→ REQUIRED TASK
Please print every record below exactly as it appears.

→ DATASET EXCERPTS
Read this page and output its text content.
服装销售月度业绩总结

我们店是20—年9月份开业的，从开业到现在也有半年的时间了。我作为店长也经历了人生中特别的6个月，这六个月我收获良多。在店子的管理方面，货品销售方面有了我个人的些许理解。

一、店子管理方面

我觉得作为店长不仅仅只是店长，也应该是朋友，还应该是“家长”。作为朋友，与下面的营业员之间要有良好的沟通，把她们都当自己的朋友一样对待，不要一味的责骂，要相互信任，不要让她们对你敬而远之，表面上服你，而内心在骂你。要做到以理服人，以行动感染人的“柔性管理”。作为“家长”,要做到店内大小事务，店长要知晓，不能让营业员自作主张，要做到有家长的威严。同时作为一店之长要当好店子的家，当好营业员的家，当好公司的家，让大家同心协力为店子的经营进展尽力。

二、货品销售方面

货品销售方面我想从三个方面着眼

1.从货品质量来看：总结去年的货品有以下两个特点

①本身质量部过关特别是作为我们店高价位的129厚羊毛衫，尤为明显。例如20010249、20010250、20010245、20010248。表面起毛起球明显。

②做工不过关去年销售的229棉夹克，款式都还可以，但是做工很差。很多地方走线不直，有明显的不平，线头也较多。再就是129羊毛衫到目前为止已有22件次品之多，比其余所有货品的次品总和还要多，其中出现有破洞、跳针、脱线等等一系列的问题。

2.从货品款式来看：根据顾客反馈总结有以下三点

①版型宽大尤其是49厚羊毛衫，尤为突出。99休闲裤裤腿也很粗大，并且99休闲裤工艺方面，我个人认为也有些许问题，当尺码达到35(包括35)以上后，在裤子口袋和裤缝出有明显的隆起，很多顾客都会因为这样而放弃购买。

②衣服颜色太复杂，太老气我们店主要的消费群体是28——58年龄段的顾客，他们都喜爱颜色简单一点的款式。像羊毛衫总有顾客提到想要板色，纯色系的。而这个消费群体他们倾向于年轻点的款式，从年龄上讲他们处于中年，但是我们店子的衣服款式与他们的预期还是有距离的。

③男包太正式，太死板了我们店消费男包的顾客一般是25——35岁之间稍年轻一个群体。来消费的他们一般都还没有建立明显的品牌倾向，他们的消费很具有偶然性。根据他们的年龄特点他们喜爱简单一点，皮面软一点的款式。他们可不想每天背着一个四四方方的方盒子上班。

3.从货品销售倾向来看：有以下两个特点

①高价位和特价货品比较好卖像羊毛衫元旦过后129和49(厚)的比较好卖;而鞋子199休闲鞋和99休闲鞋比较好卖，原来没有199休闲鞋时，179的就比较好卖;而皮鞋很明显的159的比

→ RESPONSE
Read this page and output its text content.
服装销售月度业绩总结

我们店是20—年9月份开业的，从开业到现在也有半年的时间了。我作为店长也经历了人生中特别的6个月，这六个月我收获良多。在店子的管理方面，货品销售方面有了我个人的些许理解。

一、店子管理方面

我觉得作为店长不仅仅只是店长，也应该是朋友，还应该是“家长”。作为朋友，与下面的营业员之间要有良好的沟通，把她们都当自己的朋友一样对待，不要一味的责骂，要相互信任，不要让她们对你敬而远之，表面上服你，而内心在骂你。要做到以理服人，以行动感染人的“柔性管理”。作为“家长”,要做到店内大小事务，店长要知晓，不能让营业员自作主张，要做到有家长的威严。同时作为一店之长要当好店子的家，当好营业员的家，当好公司的家，让大家同心协力为店子的经营进展尽力。

二、货品销售方面

货品销售方面我想从三个方面着眼

1.从货品质量来看：总结去年的货品有以下两个特点

①本身质量部过关特别是作为我们店高价位的129厚羊毛衫，尤为明显。例如20010249、20010250、20010245、20010248。表面起毛起球明显。

②做工不过关去年销售的229棉夹克，款式都还可以，但是做工很差。很多地方走线不直，有明显的不平，线头也较多。再就是129羊毛衫到目前为止已有22件次品之多，比其余所有货品的次品总和还要多，其中出现有破洞、跳针、脱线等等一系列的问题。

2.从货品款式来看：根据顾客反馈总结有以下三点

①版型宽大尤其是49厚羊毛衫，尤为突出。99休闲裤裤腿也很粗大，并且99休闲裤工艺方面，我个人认为也有些许问题，当尺码达到35(包括35)以上后，在裤子口袋和裤缝出有明显的隆起，很多顾客都会因为这样而放弃购买。

②衣服颜色太复杂，太老气我们店主要的消费群体是28——58年龄段的顾客，他们都喜爱颜色简单一点的款式。像羊毛衫总有顾客提到想要板色，纯色系的。而这个消费群体他们倾向于年轻点的款式，从年龄上讲他们处于中年，但是我们店子的衣服款式与他们的预期还是有距离的。

③男包太正式，太死板了我们店消费男包的顾客一般是25——35岁之间稍年轻一个群体。来消费的他们一般都还没有建立明显的品牌倾向，他们的消费很具有偶然性。根据他们的年龄特点他们喜爱简单一点，皮面软一点的款式。他们可不想每天背着一个四四方方的方盒子上班。

3.从货品销售倾向来看：有以下两个特点

①高价位和特价货品比较好卖像羊毛衫元旦过后129和49(厚)的比较好卖;而鞋子199休闲鞋和99休闲鞋比较好卖，原来没有199休闲鞋时，179的就比较好卖;而皮鞋很明显的159的比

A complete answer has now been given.